SOURCE EXCERPT
-------------------------

Coreference Resolution for Literary Texts

The Task

The coreference resolution task is a long-standing clustering task in Natural Language Processing (NLP) that links mentions that refer to the same entities together. A mention is a noun or a noun phrase and normally falls into categories such as a person, a location, or an organization, etc. Given this definition, the coreference resolution task is often closely related to the Named Entity Recognition (NER) task, where it identifies all named entities (such as person, location, organization, date, etc.). And indeed, NER is always incorporated in coreference resolution models or inference algorithms.

For example, consider the following sentence:

“(Harry Potter) is the (boy-who-lived), and (he) made {Voldemort} lose {his} power when (he) was a baby.” As humans, we can easily perceive that the mentions in parenthesis are referring to Harry, and in curly brackets are the ones referring to Voldemort. However, more complex sentence structures will give rise to subtle challenges for this task.

-------------------------

MATERIAL SUPPLIED
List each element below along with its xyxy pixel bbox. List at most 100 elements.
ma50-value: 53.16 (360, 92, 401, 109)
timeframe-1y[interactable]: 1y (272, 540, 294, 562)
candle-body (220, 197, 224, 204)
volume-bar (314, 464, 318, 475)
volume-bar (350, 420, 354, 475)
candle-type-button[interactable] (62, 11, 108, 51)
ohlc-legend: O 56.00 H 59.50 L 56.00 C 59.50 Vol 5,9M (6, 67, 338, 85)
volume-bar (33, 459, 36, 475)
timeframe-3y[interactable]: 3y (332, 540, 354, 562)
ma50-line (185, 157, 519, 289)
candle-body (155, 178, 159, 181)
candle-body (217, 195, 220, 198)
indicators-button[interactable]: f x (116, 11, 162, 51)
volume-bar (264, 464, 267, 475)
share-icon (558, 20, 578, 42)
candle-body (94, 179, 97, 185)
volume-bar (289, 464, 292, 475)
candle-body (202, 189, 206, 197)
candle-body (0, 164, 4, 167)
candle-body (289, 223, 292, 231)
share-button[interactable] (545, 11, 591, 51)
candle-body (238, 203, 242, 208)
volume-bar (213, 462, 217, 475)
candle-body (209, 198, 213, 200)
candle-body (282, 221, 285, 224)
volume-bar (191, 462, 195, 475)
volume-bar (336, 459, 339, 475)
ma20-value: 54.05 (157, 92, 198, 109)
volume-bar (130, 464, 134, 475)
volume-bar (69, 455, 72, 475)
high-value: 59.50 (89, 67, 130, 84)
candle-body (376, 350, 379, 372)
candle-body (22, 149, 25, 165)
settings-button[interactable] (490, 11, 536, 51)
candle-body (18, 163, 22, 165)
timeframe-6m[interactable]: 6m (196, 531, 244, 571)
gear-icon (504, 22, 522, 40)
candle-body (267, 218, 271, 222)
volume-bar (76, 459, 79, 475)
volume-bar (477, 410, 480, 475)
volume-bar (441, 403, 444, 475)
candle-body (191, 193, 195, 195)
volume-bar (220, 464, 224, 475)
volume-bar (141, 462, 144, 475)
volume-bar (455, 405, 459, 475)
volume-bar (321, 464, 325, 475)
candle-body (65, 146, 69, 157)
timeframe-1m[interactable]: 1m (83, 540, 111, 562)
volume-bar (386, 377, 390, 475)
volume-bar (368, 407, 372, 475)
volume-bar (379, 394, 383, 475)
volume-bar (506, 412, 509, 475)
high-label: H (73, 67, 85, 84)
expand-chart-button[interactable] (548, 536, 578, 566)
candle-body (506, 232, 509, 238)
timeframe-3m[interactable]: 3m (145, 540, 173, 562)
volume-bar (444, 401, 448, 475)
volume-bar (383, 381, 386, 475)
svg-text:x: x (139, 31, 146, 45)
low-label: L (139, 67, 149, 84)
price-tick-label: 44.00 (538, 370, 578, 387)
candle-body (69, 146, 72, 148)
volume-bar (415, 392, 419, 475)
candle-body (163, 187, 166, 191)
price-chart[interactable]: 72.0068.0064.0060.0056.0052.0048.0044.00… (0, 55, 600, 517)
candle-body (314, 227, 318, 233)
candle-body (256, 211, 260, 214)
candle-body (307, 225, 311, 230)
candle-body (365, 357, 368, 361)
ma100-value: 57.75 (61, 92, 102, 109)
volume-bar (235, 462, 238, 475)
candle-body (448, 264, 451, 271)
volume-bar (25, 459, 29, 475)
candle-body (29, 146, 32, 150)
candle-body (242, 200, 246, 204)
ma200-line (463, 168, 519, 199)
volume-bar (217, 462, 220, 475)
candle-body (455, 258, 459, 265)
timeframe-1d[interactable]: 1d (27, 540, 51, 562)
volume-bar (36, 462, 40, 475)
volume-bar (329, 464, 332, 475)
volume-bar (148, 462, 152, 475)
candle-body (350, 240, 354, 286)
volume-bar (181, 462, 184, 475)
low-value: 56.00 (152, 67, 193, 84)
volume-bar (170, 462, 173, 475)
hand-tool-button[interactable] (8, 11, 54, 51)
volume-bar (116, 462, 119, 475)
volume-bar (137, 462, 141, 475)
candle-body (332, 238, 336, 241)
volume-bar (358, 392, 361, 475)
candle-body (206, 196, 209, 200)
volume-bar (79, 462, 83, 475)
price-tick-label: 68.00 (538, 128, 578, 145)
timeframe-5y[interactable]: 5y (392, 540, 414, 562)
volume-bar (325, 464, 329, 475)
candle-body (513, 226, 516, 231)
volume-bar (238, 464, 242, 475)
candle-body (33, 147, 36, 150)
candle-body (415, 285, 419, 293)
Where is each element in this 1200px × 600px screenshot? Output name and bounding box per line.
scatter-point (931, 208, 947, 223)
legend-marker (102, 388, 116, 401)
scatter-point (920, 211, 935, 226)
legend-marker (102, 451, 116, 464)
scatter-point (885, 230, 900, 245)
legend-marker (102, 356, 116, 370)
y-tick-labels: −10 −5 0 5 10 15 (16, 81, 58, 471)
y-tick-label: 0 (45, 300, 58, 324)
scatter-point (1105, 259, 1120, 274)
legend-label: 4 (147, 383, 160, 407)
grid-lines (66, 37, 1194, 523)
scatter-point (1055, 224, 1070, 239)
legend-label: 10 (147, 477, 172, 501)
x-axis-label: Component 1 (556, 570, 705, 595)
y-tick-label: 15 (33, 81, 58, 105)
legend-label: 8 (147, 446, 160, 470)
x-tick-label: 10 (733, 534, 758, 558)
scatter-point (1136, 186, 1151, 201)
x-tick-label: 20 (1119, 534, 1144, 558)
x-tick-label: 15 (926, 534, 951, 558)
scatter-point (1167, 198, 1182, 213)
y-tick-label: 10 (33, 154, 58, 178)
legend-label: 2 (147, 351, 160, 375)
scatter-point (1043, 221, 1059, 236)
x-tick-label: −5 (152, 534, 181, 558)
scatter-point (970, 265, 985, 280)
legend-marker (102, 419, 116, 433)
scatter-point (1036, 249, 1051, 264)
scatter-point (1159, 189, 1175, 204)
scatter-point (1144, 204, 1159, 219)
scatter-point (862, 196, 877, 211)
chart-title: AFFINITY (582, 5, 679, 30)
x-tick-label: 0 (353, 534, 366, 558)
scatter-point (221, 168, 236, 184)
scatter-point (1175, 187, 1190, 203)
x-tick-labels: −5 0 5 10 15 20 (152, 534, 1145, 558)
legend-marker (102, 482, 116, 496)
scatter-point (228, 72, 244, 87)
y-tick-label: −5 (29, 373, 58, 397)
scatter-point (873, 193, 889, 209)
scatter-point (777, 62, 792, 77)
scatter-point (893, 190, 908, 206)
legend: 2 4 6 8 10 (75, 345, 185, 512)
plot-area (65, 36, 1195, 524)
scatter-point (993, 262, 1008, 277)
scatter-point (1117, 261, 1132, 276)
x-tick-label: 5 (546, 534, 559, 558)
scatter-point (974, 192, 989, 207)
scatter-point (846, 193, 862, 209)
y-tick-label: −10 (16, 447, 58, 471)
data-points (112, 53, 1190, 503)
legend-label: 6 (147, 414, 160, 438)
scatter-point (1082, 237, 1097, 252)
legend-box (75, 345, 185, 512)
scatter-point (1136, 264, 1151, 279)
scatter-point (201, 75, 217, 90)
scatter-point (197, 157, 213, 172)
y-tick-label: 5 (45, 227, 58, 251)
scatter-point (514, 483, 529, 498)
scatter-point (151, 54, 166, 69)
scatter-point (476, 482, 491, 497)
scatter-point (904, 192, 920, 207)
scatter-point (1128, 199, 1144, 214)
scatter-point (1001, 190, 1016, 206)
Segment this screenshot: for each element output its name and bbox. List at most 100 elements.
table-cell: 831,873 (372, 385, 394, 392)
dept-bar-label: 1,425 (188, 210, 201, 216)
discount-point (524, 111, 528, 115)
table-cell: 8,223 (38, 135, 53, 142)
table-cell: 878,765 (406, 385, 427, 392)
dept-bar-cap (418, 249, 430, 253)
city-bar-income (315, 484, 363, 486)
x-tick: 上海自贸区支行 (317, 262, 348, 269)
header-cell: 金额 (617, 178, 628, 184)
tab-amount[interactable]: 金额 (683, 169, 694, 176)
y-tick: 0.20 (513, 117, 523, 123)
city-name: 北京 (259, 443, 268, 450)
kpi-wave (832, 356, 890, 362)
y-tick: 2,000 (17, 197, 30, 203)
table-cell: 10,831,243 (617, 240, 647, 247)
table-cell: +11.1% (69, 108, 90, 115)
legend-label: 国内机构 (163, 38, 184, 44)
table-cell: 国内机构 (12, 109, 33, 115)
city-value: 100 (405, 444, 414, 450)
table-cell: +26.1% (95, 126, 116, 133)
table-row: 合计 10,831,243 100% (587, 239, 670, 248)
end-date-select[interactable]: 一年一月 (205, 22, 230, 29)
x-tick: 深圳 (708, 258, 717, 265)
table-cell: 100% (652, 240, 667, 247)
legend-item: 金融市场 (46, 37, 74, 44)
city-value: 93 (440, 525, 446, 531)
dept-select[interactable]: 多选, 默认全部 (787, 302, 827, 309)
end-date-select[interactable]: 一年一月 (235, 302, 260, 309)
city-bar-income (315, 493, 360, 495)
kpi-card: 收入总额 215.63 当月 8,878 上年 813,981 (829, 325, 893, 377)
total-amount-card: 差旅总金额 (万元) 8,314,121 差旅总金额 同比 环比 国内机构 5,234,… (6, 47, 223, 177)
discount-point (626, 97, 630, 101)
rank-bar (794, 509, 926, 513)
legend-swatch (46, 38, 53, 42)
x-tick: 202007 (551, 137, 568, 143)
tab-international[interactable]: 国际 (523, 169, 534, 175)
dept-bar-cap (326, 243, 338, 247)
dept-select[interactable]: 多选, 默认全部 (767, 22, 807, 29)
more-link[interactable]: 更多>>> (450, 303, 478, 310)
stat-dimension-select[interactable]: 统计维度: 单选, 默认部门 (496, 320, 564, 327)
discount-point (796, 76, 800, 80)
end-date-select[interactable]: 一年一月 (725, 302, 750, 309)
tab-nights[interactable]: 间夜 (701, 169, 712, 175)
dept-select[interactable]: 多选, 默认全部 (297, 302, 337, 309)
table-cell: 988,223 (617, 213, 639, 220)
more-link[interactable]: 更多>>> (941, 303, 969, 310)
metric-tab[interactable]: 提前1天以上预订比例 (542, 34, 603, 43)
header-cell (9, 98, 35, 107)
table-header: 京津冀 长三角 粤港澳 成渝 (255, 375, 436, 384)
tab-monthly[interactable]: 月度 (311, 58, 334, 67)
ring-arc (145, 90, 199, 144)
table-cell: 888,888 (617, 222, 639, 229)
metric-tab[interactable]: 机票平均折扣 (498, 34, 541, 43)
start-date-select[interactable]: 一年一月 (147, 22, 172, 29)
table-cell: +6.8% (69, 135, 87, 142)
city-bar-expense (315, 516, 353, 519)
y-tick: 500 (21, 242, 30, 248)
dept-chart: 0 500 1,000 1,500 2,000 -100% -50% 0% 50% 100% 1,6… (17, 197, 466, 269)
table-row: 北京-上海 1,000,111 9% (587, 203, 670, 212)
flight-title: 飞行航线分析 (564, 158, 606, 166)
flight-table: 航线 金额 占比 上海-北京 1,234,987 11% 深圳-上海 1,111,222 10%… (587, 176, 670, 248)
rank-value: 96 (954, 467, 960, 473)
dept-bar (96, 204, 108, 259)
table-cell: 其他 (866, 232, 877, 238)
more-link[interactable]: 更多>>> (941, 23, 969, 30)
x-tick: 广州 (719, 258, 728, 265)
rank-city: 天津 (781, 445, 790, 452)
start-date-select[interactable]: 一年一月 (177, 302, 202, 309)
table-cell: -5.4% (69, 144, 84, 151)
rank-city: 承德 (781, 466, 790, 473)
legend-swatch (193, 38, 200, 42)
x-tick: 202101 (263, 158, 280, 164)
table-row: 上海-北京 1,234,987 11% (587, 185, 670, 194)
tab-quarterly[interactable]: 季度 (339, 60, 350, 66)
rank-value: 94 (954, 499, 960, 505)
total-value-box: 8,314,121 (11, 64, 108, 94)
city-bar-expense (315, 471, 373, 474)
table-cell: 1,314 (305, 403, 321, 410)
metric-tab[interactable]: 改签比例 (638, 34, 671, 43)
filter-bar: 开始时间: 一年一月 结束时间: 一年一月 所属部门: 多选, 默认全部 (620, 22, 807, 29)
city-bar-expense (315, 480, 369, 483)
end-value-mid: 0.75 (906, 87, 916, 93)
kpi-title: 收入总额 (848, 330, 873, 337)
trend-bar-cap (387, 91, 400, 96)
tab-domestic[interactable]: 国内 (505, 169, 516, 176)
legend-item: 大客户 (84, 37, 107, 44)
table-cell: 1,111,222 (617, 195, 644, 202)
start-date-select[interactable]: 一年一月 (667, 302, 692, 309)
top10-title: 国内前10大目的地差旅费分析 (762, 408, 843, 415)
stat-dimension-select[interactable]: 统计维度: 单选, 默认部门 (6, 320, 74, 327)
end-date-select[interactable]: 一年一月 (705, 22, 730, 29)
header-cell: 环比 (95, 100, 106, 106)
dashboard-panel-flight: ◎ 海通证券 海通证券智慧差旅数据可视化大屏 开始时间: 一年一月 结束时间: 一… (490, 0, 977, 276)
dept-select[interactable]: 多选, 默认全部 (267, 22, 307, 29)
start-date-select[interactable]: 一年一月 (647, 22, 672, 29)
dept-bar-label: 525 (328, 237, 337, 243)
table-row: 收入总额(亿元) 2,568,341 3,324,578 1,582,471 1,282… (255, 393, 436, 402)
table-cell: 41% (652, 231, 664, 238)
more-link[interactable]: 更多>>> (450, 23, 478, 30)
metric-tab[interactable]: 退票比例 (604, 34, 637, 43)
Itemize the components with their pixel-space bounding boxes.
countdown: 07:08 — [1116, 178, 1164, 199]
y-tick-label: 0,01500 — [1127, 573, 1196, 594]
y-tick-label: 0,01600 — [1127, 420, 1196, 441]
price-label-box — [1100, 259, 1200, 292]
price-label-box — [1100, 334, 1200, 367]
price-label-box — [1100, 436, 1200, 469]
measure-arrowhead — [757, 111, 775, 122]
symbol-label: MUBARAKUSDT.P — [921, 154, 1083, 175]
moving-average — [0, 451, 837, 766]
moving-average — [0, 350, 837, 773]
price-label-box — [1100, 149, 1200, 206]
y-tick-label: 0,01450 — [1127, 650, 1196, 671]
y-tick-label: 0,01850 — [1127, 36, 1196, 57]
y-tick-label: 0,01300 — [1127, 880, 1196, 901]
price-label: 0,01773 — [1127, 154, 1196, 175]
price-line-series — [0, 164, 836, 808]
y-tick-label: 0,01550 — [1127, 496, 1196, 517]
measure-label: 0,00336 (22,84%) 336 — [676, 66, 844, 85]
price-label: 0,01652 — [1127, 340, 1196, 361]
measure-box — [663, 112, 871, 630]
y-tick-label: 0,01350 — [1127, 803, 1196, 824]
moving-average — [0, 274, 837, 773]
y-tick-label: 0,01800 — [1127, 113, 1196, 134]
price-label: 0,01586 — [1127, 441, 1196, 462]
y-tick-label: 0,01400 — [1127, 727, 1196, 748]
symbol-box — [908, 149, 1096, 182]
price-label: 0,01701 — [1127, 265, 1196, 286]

-------------------------

JOB A
Retype the part of the coreference resolution passage from "For example, consider" to "for this task.".
JOB B
In the example sentence in the coreference resolution passage, what marks the mentions that refer to Voldemort?
JOB C
List the kinds of named entities that the coreference resolution passage says Named Entity Recognition identifies.

TASK OUTPUT A
For example, consider the following sentence:

“(Harry Potter) is the (boy-who-lived), and (he) made {Voldemort} lose {his} power when (he) was a baby.” As humans, we can easily perceive that the mentions in parenthesis are referring to Harry, and in curly brackets are the ones referring to Voldemort. However, more complex sentence structures will give rise to subtle challenges for this task.

TASK OUTPUT B
Curly brackets.

TASK OUTPUT C
- person
- location
- organization
- date